TÂCHES À RÉALISER ▸
1. Dans la section de texte sur la numérisation et l'emploi, à quoi un programme progressiste doit-il donner la priorité ?
2. Condensez sous forme de liste le paragraphe de la section de texte sur la numérisation et l'emploi qui commence par « La fracture numérique, le manque d'accès », sans perdre ses faits principaux.

SECTION DE TEXTE ▸
□ □ □ □ □

Il n’y aura pas de monde utopique dans lequel l’IA résoudra tous nos problèmes actuels, mais l’IA ne sera pas non plus la fin du monde. La technologie n’est ni mauvaise ni bonne en soi, elle peut remplacer le travail humain, mais elle peut aussi créer de nouveaux emplois dans d’autres domaines. Elle dépend également de la capacité des acteurs sociaux, tels que les syndicats et les travailleur·es, à intervenir, à anticiper et à contrôler. En bref, il s’agit de contribuer à façonner le monde afin que d’autres, avec des intérêts différents, ne le fassent pas, comme cela a été le cas jusqu’à présent. Cela nécessite des connaissances, de l’information, de l’éducation, de nouvelles idées, des initiatives qui ne se limitent pas aux entreprises. Nous avons besoin de représentant·es qui s’occupent de la question, qui l’ont au moins partiellement intégrée. Car si l’on permet à de puissants acteurs économiques ou politiques de contrôler notre attention, nous perdrons notre autonomie par rapport au « système ».
Nous sommes presque tous des travailleur·es des nouvelles technologies : des programmeur·es, bien sûr, mais aussi des employé·es de bureau, des fonctionnaires, des enseignant·es, des chauffeur·es, des médecin·es, des mécanicien·nes ou des agriculteur·es. Nous travaillons toustes avec des ordinateurs, des systèmes informatiques, divers produits technologiques de contrôle, de suivi et d’évaluation. Et les lacunes qui caractérisent déjà l’Amérique latine – en particulier sur son marché du travail – risquent de se creuser davantage : « avec la numérisation, la demande de compétences va se transformer », lit-on partout. Il faut mettre davantage l’accent sur les compétences numériques, telles que la programmation, l’analyse de données, l’informatique, la cybersécurité et la gestion de projets technologiques. La numérisation et l’automatisation entraînent le remplacement de certaines tâches et de certains emplois par des technologies de pointe. Cela peut d’abord affecter les emplois impliquant des tâches routinières et répétitives, mais pas seulement. Par conséquent, certains emplois disparaîtront ou évolueront. À son tour, la création de nouvelles technologies, applications et services numériques peut générer une demande de professionnel·es dans des domaines émergents, tels que le développement de logiciels, la gestion de données, le marketing numérique et le commerce électronique. Mais, concrètement, cela ne peut pas encore être quantifié. En outre, l’expansion de l’économie numérique pourrait entraîner la création d’emplois dans des secteurs connexes, tels que la logistique et l’assistance technique. La numérisation facilite également le travail à distance et la flexibilité de la main-d’œuvre et pose des défis en matière d’inclusion.
La fracture numérique, le manque d’accès à l’internet et l’inégalité dans la distribution de la technologie sont des défis majeurs dans de nombreux pays d’Amérique latine. Par conséquent, la tâche explicite des décideurs devrait être de veiller à ce que toutes les personnes aient accès à la technologie et aux compétences nécessaires pour bénéficier de l’économie numérique. Un programme progressiste (au niveau local et national) doit donner la priorité à l’accès à Internet, considérer l’éducation numérique comme essentielle et inclure des programmes de formation pour s’assurer que personne n’est laissé-pour-compte. La Central Única de Trabajadores du Brésil (CUT)6 du Brésil, la Central de Trabajadores Argentinos (CTA)7, la Confederacion General del Trabajo (CGT)8 d’Argentine, et la Central Única de Trabajadores (CUT)9 du Chili ont exprimé leurs inquiétudes quant à l’impact de la numérisation sur l’emploi dans divers médias.

□ □ □ □ □

INFORMATIONS ENREGISTRÉES ▸
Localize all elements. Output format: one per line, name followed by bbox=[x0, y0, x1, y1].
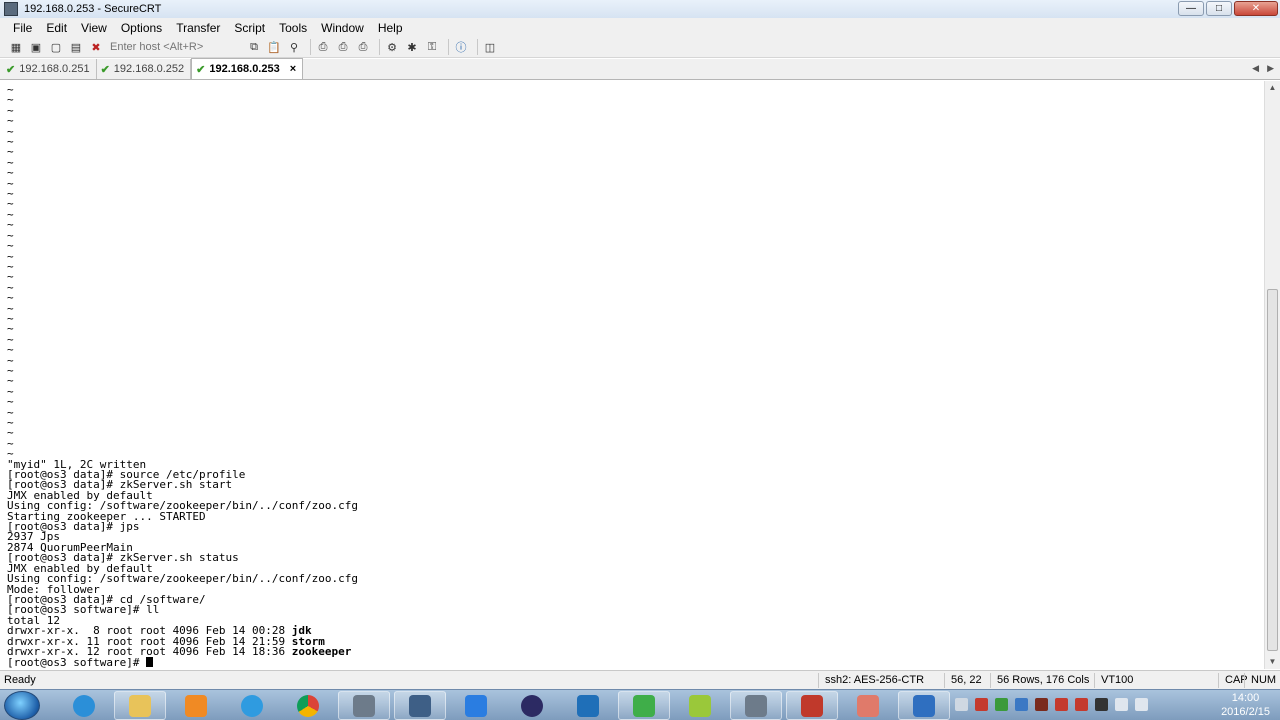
minimize-button[interactable]: — bbox=[1178, 1, 1204, 16]
title-bar: 192.168.0.253 - SecureCRT — □ ✕ bbox=[0, 0, 1280, 18]
tray-app-icon[interactable] bbox=[1035, 698, 1048, 711]
sftp-icon[interactable]: ◫ bbox=[482, 39, 498, 55]
network-icon[interactable] bbox=[1115, 698, 1128, 711]
menu-script[interactable]: Script bbox=[227, 21, 272, 35]
enter-host-input[interactable] bbox=[110, 39, 238, 55]
directory-name: zookeeper bbox=[291, 644, 352, 658]
menu-help[interactable]: Help bbox=[371, 21, 410, 35]
quick-connect-icon[interactable]: ▣ bbox=[28, 39, 44, 55]
start-button[interactable] bbox=[4, 691, 40, 720]
key-icon[interactable]: ⚿ bbox=[424, 39, 440, 55]
print-icon[interactable]: ⎙ bbox=[315, 39, 331, 55]
menu-tools[interactable]: Tools bbox=[272, 21, 314, 35]
copy-icon[interactable]: ⧉ bbox=[246, 39, 262, 55]
connect-icon[interactable]: ▦ bbox=[8, 39, 24, 55]
sftp-taskbar-icon[interactable] bbox=[730, 691, 782, 720]
volume-icon[interactable] bbox=[1135, 698, 1148, 711]
taskbar-clock[interactable]: 14:00 2016/2/15 bbox=[1221, 691, 1270, 719]
tab-192-168-0-252[interactable]: ✔ 192.168.0.252 bbox=[97, 59, 192, 79]
window-title: 192.168.0.253 - SecureCRT bbox=[24, 3, 162, 15]
pdf-reader-icon[interactable] bbox=[786, 691, 838, 720]
session-options-icon[interactable]: ⚙ bbox=[384, 39, 400, 55]
notes-icon[interactable] bbox=[450, 691, 502, 720]
tab-192-168-0-253[interactable]: ✔ 192.168.0.253 × bbox=[191, 58, 304, 79]
shell-prompt: [root@os3 software]# bbox=[7, 656, 147, 669]
tray-app-icon[interactable] bbox=[995, 698, 1008, 711]
securecrt-taskbar-icon[interactable] bbox=[338, 691, 390, 720]
scroll-up-icon[interactable]: ▲ bbox=[1265, 81, 1280, 95]
media-player-icon[interactable] bbox=[170, 691, 222, 720]
keyboard-icon[interactable] bbox=[955, 698, 968, 711]
terminal-output[interactable]: ~ ~ ~ ~ ~ ~ ~ ~ ~ ~ ~ ~ ~ ~ ~ ~ ~ ~ ~ ~ … bbox=[0, 81, 1264, 669]
menu-bar: File Edit View Options Transfer Script T… bbox=[0, 18, 1280, 37]
system-tray bbox=[955, 698, 1148, 711]
status-num-lock: NUM bbox=[1244, 673, 1276, 688]
text-cursor bbox=[146, 657, 154, 668]
virtualbox-icon[interactable] bbox=[562, 691, 614, 720]
terminal-scrollbar[interactable]: ▲ ▼ bbox=[1264, 81, 1280, 669]
help-icon[interactable]: ⓘ bbox=[453, 39, 469, 55]
find-icon[interactable]: ⚲ bbox=[286, 39, 302, 55]
network-tool-icon[interactable] bbox=[394, 691, 446, 720]
clock-time: 14:00 bbox=[1231, 692, 1260, 704]
connect-in-tab-icon[interactable]: ▢ bbox=[48, 39, 64, 55]
close-window-button[interactable]: ✕ bbox=[1234, 1, 1278, 16]
internet-explorer-icon[interactable] bbox=[58, 691, 110, 720]
connected-check-icon: ✔ bbox=[100, 63, 110, 76]
terminal-text: ~ ~ ~ ~ ~ ~ ~ ~ ~ ~ ~ ~ ~ ~ ~ ~ ~ ~ ~ ~ … bbox=[0, 81, 1264, 669]
paste-icon[interactable]: 📋 bbox=[266, 39, 282, 55]
eraser-tool-icon[interactable] bbox=[842, 691, 894, 720]
tray-app-icon[interactable] bbox=[1075, 698, 1088, 711]
clock-date: 2016/2/15 bbox=[1221, 706, 1270, 718]
printer-icon[interactable]: ⎙ bbox=[355, 39, 371, 55]
global-options-icon[interactable]: ✱ bbox=[404, 39, 420, 55]
connected-check-icon: ✔ bbox=[196, 63, 206, 76]
eclipse-icon[interactable] bbox=[506, 691, 558, 720]
tab-192-168-0-251[interactable]: ✔ 192.168.0.251 bbox=[2, 59, 97, 79]
scrollbar-thumb[interactable] bbox=[1267, 289, 1278, 651]
menu-window[interactable]: Window bbox=[314, 21, 371, 35]
pycharm-icon[interactable] bbox=[618, 691, 670, 720]
connected-check-icon: ✔ bbox=[6, 63, 16, 76]
windows-taskbar: 14:00 2016/2/15 bbox=[0, 689, 1280, 720]
disconnect-icon[interactable]: ✖ bbox=[88, 39, 104, 55]
tray-app-icon[interactable] bbox=[975, 698, 988, 711]
tab-label: 192.168.0.253 bbox=[209, 63, 280, 75]
tray-app-icon[interactable] bbox=[1055, 698, 1068, 711]
status-cipher: ssh2: AES-256-CTR bbox=[818, 673, 924, 688]
session-tab-bar: ✔ 192.168.0.251 ✔ 192.168.0.252 ✔ 192.16… bbox=[0, 58, 1280, 80]
status-bar: Ready ssh2: AES-256-CTR 56, 22 56 Rows, … bbox=[0, 670, 1280, 689]
toolbar-separator bbox=[448, 39, 449, 55]
mindmap-icon[interactable] bbox=[674, 691, 726, 720]
tab-scroll-left-icon[interactable]: ◀ bbox=[1252, 63, 1259, 74]
status-cursor-position: 56, 22 bbox=[944, 673, 982, 688]
toolbar-separator bbox=[310, 39, 311, 55]
print-selection-icon[interactable]: ⎙ bbox=[335, 39, 351, 55]
status-terminal-size: 56 Rows, 176 Cols bbox=[990, 673, 1089, 688]
menu-options[interactable]: Options bbox=[114, 21, 169, 35]
menu-edit[interactable]: Edit bbox=[39, 21, 74, 35]
toolbar-separator bbox=[477, 39, 478, 55]
menu-view[interactable]: View bbox=[74, 21, 114, 35]
menu-file[interactable]: File bbox=[6, 21, 39, 35]
tab-label: 192.168.0.252 bbox=[113, 63, 185, 75]
securecrt-app-icon[interactable] bbox=[4, 2, 18, 16]
menu-transfer[interactable]: Transfer bbox=[169, 21, 227, 35]
tray-app-icon[interactable] bbox=[1095, 698, 1108, 711]
tab-scroll-right-icon[interactable]: ▶ bbox=[1267, 63, 1274, 74]
chrome-icon[interactable] bbox=[282, 691, 334, 720]
status-ready: Ready bbox=[4, 674, 36, 686]
toolbar: ▦ ▣ ▢ ▤ ✖ ⧉ 📋 ⚲ ⎙ ⎙ ⎙ ⚙ ✱ ⚿ ⓘ ◫ bbox=[0, 37, 1280, 58]
maximize-button[interactable]: □ bbox=[1206, 1, 1232, 16]
scroll-down-icon[interactable]: ▼ bbox=[1265, 655, 1280, 669]
close-tab-icon[interactable]: × bbox=[290, 63, 296, 75]
tray-app-icon[interactable] bbox=[1015, 698, 1028, 711]
dubbo-icon[interactable] bbox=[898, 691, 950, 720]
toolbar-separator bbox=[379, 39, 380, 55]
tab-label: 192.168.0.251 bbox=[19, 63, 90, 75]
cloud-drive-icon[interactable] bbox=[226, 691, 278, 720]
reconnect-icon[interactable]: ▤ bbox=[68, 39, 84, 55]
status-emulation: VT100 bbox=[1094, 673, 1133, 688]
file-explorer-icon[interactable] bbox=[114, 691, 166, 720]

□ □ □ □ □

RÉPONSES PAR TÂCHE ▸
1. À l'accès à Internet.

2.
- La fracture numérique, le manque d'accès à Internet et l'inégale distribution de la technologie sont des défis majeurs dans de nombreux pays d'Amérique latine.
- Les décideurs devraient veiller à ce que toutes les personnes aient accès à la technologie et aux compétences nécessaires pour bénéficier de l'économie numérique.
- Un programme progressiste, local et national, doit :
  - donner la priorité à l'accès à Internet ;
  - considérer l'éducation numérique comme essentielle ;
  - inclure des programmes de formation pour que personne ne soit laissé-pour-compte.
- Plusieurs organisations syndicales ont exprimé dans divers médias leurs inquiétudes quant à l'impact de la numérisation sur l'emploi :
  - la Central Única de Trabajadores (CUT) du Brésil ;
  - la Central de Trabajadores Argentinos (CTA) ;
  - la Confederacion General del Trabajo (CGT) d'Argentine ;
  - la Central Única de Trabajadores (CUT) du Chili.